• **Указание**
Пожалуйста, обновите все строки ниже, заменив "actor-label" на "role-label". Всё остальное оставьте без изменений.

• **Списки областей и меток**
"""
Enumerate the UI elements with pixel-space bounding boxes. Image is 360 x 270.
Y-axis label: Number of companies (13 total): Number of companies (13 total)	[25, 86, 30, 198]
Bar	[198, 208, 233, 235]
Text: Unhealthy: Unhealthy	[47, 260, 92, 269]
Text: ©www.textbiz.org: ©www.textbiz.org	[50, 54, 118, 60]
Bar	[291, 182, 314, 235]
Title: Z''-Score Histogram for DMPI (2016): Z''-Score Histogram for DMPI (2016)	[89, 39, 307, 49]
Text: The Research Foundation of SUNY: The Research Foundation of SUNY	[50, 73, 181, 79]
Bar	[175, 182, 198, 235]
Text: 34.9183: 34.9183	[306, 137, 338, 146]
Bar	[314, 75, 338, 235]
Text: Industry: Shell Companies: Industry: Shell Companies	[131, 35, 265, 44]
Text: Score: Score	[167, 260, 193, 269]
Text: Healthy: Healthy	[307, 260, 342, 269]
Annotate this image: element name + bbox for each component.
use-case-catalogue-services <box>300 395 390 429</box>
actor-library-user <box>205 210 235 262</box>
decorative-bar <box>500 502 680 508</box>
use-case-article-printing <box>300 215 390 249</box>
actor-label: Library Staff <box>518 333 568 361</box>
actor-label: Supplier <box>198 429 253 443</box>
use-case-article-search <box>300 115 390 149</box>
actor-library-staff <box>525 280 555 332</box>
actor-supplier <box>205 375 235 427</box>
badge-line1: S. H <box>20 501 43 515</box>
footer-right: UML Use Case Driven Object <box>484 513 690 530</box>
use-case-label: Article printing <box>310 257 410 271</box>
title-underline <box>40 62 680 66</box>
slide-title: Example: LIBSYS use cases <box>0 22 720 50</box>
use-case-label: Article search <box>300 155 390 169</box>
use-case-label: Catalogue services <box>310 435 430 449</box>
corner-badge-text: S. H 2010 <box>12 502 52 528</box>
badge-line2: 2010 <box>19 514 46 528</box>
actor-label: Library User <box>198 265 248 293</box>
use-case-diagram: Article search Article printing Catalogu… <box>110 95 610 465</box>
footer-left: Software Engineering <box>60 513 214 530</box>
"""
• **Готовое упражнение**
Enumerate the UI elements with pixel-space bounding boxes. Image is 360 x 270.
Y-axis label: Number of companies (13 total): Number of companies (13 total)	[25, 86, 30, 198]
Bar	[198, 208, 233, 235]
Text: Unhealthy: Unhealthy	[47, 260, 92, 269]
Text: ©www.textbiz.org: ©www.textbiz.org	[50, 54, 118, 60]
Bar	[291, 182, 314, 235]
Title: Z''-Score Histogram for DMPI (2016): Z''-Score Histogram for DMPI (2016)	[89, 39, 307, 49]
Text: The Research Foundation of SUNY: The Research Foundation of SUNY	[50, 73, 181, 79]
Bar	[175, 182, 198, 235]
Text: 34.9183: 34.9183	[306, 137, 338, 146]
Bar	[314, 75, 338, 235]
Text: Industry: Shell Companies: Industry: Shell Companies	[131, 35, 265, 44]
Text: Score: Score	[167, 260, 193, 269]
Text: Healthy: Healthy	[307, 260, 342, 269]
Annotate this image: element name + bbox for each component.
use-case-catalogue-services <box>300 395 390 429</box>
actor-library-user <box>205 210 235 262</box>
decorative-bar <box>500 502 680 508</box>
use-case-article-printing <box>300 215 390 249</box>
role-label: Library Staff <box>518 333 568 361</box>
role-label: Supplier <box>198 429 253 443</box>
use-case-article-search <box>300 115 390 149</box>
actor-library-staff <box>525 280 555 332</box>
actor-supplier <box>205 375 235 427</box>
badge-line1: S. H <box>20 501 43 515</box>
footer-right: UML Use Case Driven Object <box>484 513 690 530</box>
use-case-label: Article printing <box>310 257 410 271</box>
title-underline <box>40 62 680 66</box>
slide-title: Example: LIBSYS use cases <box>0 22 720 50</box>
use-case-label: Article search <box>300 155 390 169</box>
use-case-label: Catalogue services <box>310 435 430 449</box>
corner-badge-text: S. H 2010 <box>12 502 52 528</box>
badge-line2: 2010 <box>19 514 46 528</box>
role-label: Library User <box>198 265 248 293</box>
use-case-diagram: Article search Article printing Catalogu… <box>110 95 610 465</box>
footer-left: Software Engineering <box>60 513 214 530</box>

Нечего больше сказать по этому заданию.